Exercise →
Print each line of the listing once more, precisely as given.

Provided material →
== == ==

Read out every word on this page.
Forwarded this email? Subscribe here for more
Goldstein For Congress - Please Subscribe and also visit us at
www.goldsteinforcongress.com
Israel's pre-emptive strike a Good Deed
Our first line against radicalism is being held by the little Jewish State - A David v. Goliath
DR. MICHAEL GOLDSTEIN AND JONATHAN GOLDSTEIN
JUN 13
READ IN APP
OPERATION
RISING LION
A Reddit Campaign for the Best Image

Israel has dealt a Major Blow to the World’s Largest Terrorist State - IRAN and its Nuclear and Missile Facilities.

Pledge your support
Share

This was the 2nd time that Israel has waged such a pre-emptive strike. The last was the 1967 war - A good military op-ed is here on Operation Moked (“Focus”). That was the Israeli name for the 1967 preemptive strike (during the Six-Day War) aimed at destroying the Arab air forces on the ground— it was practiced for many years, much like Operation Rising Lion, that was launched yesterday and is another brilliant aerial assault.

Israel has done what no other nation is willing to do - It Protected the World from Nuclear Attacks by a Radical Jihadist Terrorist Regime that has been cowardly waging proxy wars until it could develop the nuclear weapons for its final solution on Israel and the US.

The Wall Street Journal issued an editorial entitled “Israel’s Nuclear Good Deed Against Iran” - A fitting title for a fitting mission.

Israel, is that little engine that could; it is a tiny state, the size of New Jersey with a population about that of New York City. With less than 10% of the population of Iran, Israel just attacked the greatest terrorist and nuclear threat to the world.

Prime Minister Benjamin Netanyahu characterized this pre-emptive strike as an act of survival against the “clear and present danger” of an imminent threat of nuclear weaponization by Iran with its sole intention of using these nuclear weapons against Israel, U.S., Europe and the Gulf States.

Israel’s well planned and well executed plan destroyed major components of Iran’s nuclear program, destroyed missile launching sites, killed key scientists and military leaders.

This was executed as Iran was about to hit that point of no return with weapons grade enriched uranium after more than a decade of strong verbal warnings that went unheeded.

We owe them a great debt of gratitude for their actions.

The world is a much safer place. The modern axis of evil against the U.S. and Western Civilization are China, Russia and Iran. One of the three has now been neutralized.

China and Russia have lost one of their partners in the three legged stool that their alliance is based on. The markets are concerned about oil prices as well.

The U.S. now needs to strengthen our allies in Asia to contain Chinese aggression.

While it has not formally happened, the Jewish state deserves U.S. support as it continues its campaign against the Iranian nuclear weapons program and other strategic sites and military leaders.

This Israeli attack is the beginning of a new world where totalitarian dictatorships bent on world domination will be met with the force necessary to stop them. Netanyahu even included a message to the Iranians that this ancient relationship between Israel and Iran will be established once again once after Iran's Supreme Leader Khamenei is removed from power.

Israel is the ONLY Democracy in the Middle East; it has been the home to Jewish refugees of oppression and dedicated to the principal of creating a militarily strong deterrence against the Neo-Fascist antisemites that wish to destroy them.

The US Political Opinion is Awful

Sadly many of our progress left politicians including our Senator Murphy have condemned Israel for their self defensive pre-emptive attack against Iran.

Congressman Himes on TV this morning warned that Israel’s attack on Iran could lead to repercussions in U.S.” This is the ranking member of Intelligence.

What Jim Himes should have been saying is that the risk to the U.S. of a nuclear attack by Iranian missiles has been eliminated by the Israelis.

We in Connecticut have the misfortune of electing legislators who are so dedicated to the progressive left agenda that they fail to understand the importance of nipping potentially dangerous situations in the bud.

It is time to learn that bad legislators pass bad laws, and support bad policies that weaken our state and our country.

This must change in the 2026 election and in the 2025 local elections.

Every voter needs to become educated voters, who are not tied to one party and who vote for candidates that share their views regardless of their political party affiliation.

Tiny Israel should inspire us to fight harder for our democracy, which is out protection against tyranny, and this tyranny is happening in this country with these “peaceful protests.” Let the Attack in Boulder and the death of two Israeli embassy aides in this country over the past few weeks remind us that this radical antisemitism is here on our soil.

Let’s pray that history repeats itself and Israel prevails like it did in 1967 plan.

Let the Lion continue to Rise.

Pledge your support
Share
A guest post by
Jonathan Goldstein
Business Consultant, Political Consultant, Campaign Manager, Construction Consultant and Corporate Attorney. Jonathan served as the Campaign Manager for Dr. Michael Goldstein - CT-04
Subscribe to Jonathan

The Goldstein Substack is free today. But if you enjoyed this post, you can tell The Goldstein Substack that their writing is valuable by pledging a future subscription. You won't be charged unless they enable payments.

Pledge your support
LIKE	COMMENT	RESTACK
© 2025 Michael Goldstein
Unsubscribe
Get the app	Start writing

== == ==

The output →
Read out every word on this page.
Forwarded this email? Subscribe here for more
Goldstein For Congress - Please Subscribe and also visit us at
www.goldsteinforcongress.com
Israel's pre-emptive strike a Good Deed
Our first line against radicalism is being held by the little Jewish State - A David v. Goliath
DR. MICHAEL GOLDSTEIN AND JONATHAN GOLDSTEIN
JUN 13
READ IN APP
OPERATION
RISING LION
A Reddit Campaign for the Best Image

Israel has dealt a Major Blow to the World’s Largest Terrorist State - IRAN and its Nuclear and Missile Facilities.

Pledge your support
Share

This was the 2nd time that Israel has waged such a pre-emptive strike. The last was the 1967 war - A good military op-ed is here on Operation Moked (“Focus”). That was the Israeli name for the 1967 preemptive strike (during the Six-Day War) aimed at destroying the Arab air forces on the ground— it was practiced for many years, much like Operation Rising Lion, that was launched yesterday and is another brilliant aerial assault.

Israel has done what no other nation is willing to do - It Protected the World from Nuclear Attacks by a Radical Jihadist Terrorist Regime that has been cowardly waging proxy wars until it could develop the nuclear weapons for its final solution on Israel and the US.

The Wall Street Journal issued an editorial entitled “Israel’s Nuclear Good Deed Against Iran” - A fitting title for a fitting mission.

Israel, is that little engine that could; it is a tiny state, the size of New Jersey with a population about that of New York City. With less than 10% of the population of Iran, Israel just attacked the greatest terrorist and nuclear threat to the world.

Prime Minister Benjamin Netanyahu characterized this pre-emptive strike as an act of survival against the “clear and present danger” of an imminent threat of nuclear weaponization by Iran with its sole intention of using these nuclear weapons against Israel, U.S., Europe and the Gulf States.

Israel’s well planned and well executed plan destroyed major components of Iran’s nuclear program, destroyed missile launching sites, killed key scientists and military leaders.

This was executed as Iran was about to hit that point of no return with weapons grade enriched uranium after more than a decade of strong verbal warnings that went unheeded.

We owe them a great debt of gratitude for their actions.

The world is a much safer place. The modern axis of evil against the U.S. and Western Civilization are China, Russia and Iran. One of the three has now been neutralized.

China and Russia have lost one of their partners in the three legged stool that their alliance is based on. The markets are concerned about oil prices as well.

The U.S. now needs to strengthen our allies in Asia to contain Chinese aggression.

While it has not formally happened, the Jewish state deserves U.S. support as it continues its campaign against the Iranian nuclear weapons program and other strategic sites and military leaders.

This Israeli attack is the beginning of a new world where totalitarian dictatorships bent on world domination will be met with the force necessary to stop them. Netanyahu even included a message to the Iranians that this ancient relationship between Israel and Iran will be established once again once after Iran's Supreme Leader Khamenei is removed from power.

Israel is the ONLY Democracy in the Middle East; it has been the home to Jewish refugees of oppression and dedicated to the principal of creating a militarily strong deterrence against the Neo-Fascist antisemites that wish to destroy them.

The US Political Opinion is Awful

Sadly many of our progress left politicians including our Senator Murphy have condemned Israel for their self defensive pre-emptive attack against Iran.

Congressman Himes on TV this morning warned that Israel’s attack on Iran could lead to repercussions in U.S.” This is the ranking member of Intelligence.

What Jim Himes should have been saying is that the risk to the U.S. of a nuclear attack by Iranian missiles has been eliminated by the Israelis.

We in Connecticut have the misfortune of electing legislators who are so dedicated to the progressive left agenda that they fail to understand the importance of nipping potentially dangerous situations in the bud.

It is time to learn that bad legislators pass bad laws, and support bad policies that weaken our state and our country.

This must change in the 2026 election and in the 2025 local elections.

Every voter needs to become educated voters, who are not tied to one party and who vote for candidates that share their views regardless of their political party affiliation.

Tiny Israel should inspire us to fight harder for our democracy, which is out protection against tyranny, and this tyranny is happening in this country with these “peaceful protests.” Let the Attack in Boulder and the death of two Israeli embassy aides in this country over the past few weeks remind us that this radical antisemitism is here on our soil.

Let’s pray that history repeats itself and Israel prevails like it did in 1967 plan.

Let the Lion continue to Rise.

Pledge your support
Share
A guest post by
Jonathan Goldstein
Business Consultant, Political Consultant, Campaign Manager, Construction Consultant and Corporate Attorney. Jonathan served as the Campaign Manager for Dr. Michael Goldstein - CT-04
Subscribe to Jonathan

The Goldstein Substack is free today. But if you enjoyed this post, you can tell The Goldstein Substack that their writing is valuable by pledging a future subscription. You won't be charged unless they enable payments.

Pledge your support
LIKE	COMMENT	RESTACK
© 2025 Michael Goldstein
Unsubscribe
Get the app	Start writing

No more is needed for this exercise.